Start of Material provided
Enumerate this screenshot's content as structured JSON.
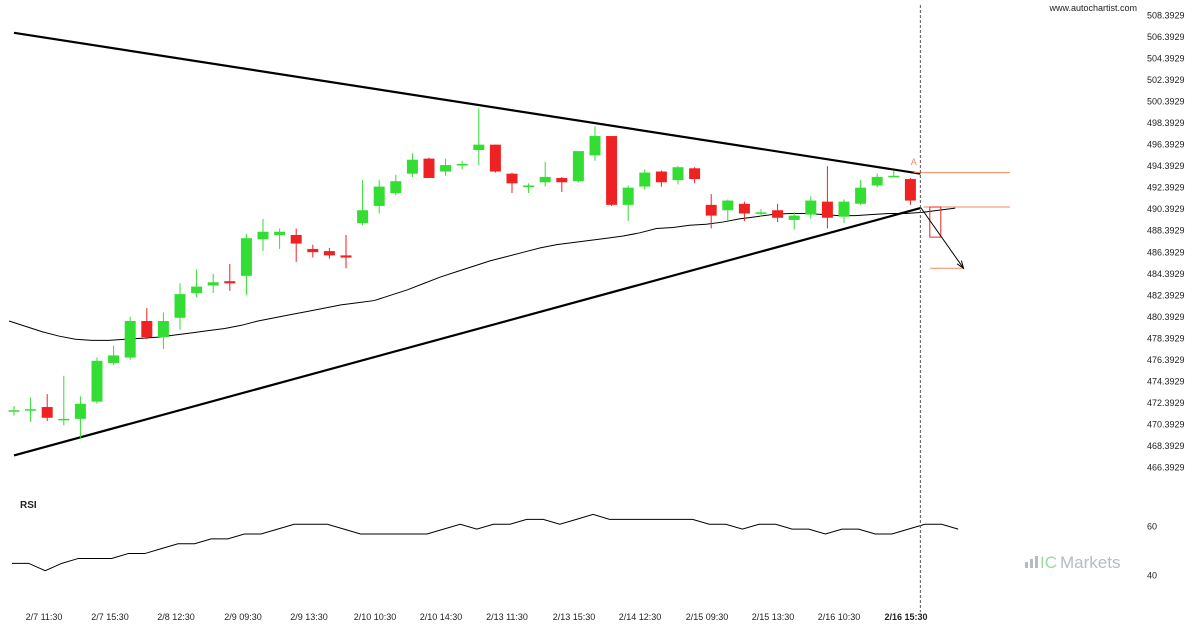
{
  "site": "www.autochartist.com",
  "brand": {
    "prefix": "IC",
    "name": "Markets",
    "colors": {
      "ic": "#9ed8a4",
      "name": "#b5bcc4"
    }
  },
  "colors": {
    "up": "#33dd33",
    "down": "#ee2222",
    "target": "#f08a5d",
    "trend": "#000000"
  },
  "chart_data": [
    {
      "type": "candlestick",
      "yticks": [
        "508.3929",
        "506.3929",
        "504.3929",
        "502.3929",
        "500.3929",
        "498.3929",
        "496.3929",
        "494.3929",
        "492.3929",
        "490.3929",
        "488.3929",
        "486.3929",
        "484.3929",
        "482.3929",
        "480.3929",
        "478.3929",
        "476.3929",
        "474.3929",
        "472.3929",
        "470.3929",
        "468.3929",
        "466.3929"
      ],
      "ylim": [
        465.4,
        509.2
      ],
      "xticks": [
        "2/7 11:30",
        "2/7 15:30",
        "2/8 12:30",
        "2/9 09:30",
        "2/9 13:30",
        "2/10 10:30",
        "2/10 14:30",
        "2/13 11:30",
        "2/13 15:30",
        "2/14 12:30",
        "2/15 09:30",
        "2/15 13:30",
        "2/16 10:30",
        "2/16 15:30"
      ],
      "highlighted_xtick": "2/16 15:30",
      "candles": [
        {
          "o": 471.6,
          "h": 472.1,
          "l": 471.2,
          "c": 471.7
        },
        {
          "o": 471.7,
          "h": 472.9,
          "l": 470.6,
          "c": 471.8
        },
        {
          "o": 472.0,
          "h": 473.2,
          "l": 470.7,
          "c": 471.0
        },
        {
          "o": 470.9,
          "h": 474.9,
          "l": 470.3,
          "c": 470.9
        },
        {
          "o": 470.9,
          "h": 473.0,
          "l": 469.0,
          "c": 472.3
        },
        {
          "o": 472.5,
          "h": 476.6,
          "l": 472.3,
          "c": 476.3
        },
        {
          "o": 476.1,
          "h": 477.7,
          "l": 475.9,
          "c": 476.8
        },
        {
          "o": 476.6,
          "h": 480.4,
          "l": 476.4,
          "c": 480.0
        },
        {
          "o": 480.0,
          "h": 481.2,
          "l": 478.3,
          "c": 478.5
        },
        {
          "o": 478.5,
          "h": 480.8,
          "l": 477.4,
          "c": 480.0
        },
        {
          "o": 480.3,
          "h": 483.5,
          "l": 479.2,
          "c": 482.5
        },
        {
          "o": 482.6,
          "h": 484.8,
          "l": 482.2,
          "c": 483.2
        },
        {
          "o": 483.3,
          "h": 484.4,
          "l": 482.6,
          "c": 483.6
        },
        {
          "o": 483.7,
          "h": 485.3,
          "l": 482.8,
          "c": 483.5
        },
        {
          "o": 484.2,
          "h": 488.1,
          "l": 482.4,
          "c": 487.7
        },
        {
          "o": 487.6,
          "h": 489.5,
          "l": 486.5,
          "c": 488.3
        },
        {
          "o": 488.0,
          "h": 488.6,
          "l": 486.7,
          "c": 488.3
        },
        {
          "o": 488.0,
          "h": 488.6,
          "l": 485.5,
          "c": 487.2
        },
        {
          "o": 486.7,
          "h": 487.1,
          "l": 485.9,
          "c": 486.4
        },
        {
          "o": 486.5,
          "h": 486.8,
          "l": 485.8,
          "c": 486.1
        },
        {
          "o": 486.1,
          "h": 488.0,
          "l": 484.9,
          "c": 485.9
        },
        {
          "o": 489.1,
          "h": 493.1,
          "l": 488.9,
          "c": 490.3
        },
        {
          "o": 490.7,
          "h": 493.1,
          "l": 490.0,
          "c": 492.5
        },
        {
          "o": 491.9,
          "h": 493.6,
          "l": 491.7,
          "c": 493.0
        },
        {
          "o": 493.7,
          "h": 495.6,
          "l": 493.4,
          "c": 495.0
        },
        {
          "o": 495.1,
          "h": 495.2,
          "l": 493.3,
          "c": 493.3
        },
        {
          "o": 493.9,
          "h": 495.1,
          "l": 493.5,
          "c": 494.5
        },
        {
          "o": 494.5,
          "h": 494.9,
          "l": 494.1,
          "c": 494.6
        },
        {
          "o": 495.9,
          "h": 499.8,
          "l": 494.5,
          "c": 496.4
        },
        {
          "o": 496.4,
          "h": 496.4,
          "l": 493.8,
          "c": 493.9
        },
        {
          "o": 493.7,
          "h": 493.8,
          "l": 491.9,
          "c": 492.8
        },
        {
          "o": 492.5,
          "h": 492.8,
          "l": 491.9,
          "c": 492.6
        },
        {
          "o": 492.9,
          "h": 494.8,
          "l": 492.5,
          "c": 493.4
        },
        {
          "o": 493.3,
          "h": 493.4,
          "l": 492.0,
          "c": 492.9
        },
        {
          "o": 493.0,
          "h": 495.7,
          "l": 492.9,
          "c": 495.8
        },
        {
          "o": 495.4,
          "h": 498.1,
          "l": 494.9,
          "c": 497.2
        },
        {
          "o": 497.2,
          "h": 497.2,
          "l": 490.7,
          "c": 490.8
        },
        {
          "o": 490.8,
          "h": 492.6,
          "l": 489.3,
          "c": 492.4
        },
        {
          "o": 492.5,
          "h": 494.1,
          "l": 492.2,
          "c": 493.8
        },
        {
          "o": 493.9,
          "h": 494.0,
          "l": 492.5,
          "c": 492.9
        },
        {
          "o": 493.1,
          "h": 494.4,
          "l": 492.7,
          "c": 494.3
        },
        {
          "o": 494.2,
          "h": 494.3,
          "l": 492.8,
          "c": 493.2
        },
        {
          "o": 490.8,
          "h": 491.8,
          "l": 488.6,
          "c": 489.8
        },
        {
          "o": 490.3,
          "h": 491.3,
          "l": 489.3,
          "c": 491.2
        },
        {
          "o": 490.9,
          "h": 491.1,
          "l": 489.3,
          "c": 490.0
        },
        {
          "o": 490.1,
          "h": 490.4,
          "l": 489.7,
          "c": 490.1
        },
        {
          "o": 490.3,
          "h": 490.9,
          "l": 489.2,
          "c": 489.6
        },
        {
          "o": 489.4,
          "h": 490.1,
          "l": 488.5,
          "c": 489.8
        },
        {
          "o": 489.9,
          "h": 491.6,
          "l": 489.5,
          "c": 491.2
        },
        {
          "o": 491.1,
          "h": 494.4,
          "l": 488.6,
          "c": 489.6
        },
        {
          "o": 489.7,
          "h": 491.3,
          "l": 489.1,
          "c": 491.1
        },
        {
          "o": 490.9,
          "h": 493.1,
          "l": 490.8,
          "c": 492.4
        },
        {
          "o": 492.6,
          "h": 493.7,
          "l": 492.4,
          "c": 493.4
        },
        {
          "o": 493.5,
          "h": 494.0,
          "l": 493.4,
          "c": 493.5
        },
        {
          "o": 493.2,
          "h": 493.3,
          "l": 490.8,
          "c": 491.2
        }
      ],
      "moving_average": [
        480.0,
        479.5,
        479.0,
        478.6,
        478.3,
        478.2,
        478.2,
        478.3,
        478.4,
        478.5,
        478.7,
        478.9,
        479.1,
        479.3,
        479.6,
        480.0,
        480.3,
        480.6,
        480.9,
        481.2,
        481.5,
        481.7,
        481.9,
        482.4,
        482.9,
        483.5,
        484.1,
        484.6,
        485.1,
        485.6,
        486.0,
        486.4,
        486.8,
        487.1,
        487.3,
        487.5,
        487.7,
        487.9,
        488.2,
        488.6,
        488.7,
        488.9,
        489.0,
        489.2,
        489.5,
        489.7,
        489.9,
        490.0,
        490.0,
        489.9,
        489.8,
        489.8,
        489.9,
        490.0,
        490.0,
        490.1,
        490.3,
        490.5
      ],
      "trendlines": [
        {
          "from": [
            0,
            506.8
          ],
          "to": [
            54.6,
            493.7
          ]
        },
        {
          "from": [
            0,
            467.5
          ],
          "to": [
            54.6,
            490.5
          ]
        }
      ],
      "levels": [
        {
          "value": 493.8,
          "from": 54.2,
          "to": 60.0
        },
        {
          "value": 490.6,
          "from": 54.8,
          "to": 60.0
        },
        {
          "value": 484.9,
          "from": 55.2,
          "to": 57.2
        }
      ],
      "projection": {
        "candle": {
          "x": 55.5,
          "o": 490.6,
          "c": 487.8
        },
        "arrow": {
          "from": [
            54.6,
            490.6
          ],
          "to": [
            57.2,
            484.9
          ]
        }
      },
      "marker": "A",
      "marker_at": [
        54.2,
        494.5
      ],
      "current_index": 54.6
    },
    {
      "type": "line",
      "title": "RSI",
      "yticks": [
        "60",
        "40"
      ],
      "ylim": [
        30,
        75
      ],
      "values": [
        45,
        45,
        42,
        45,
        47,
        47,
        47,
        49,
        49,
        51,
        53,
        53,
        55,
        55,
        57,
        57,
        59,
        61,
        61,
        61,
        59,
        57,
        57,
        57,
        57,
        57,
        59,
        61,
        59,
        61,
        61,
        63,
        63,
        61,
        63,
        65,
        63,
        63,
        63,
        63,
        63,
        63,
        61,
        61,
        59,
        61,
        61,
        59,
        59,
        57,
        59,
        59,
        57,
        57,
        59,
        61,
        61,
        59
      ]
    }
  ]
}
End of Material provided
Start of Material provided
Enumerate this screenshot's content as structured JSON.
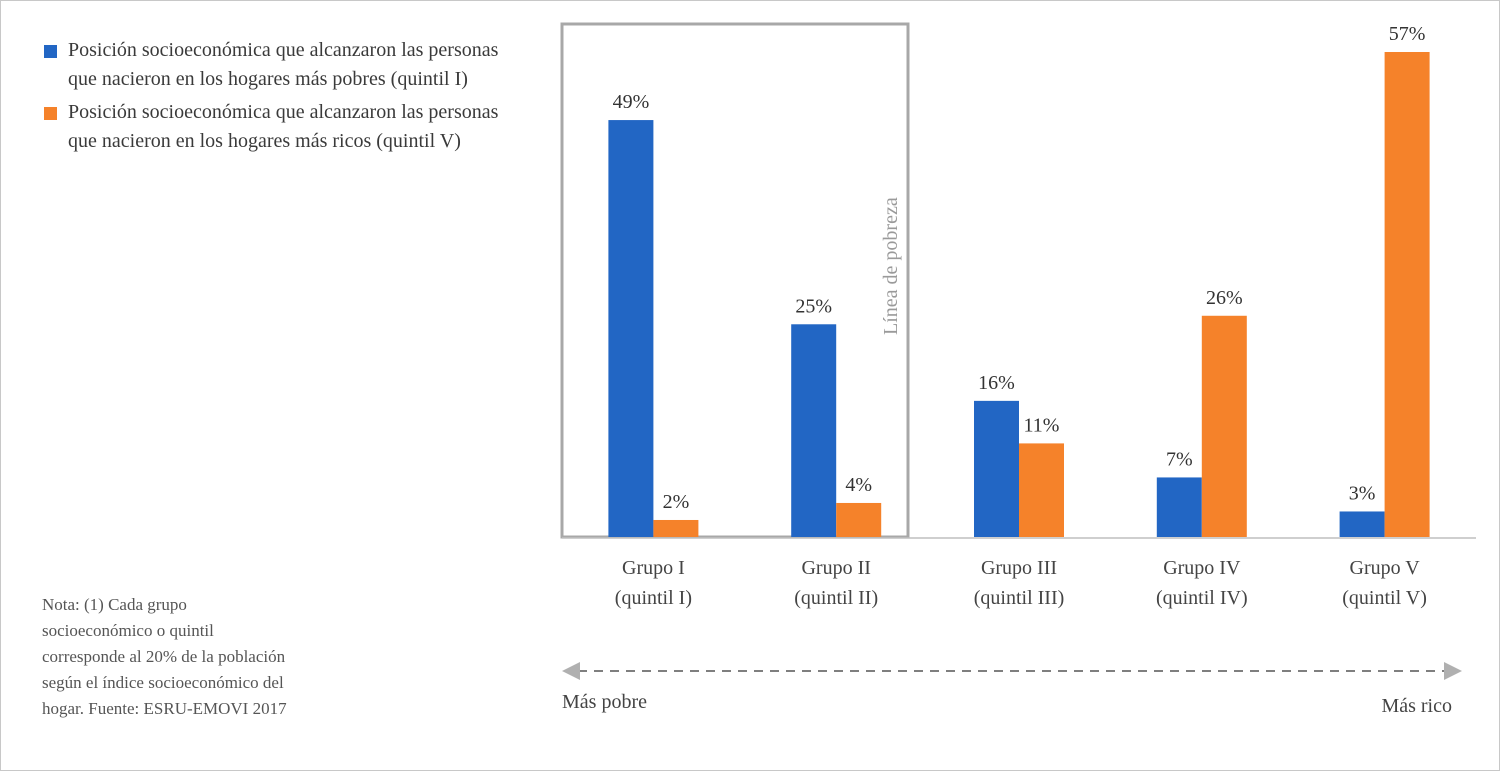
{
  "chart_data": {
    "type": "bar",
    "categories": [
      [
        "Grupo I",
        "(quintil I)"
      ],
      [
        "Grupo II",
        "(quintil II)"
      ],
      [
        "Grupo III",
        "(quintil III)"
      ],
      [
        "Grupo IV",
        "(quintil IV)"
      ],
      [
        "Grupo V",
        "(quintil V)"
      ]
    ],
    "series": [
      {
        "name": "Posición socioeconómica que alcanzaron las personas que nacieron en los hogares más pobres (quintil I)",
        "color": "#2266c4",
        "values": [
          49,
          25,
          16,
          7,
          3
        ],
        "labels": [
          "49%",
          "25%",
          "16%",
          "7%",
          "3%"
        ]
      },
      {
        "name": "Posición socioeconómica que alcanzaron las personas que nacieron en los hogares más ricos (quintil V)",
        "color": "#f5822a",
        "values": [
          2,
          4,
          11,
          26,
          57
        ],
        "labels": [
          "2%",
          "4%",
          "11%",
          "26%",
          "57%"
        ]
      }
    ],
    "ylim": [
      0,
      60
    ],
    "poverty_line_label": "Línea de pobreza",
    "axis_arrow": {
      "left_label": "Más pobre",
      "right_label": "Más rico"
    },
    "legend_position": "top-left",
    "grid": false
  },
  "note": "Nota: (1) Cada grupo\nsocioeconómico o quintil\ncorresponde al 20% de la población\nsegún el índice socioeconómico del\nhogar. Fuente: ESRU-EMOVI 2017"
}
End of Material provided
■ **What is being asked**
Search the data for the string "socioeconómica" and copy each line where it appears.

■ **Complete output**
        "name": "Posición socioeconómica que alcanzaron las personas que nacieron en los hogares más pobres (quintil I)",
        "name": "Posición socioeconómica que alcanzaron las personas que nacieron en los hogares más ricos (quintil V)",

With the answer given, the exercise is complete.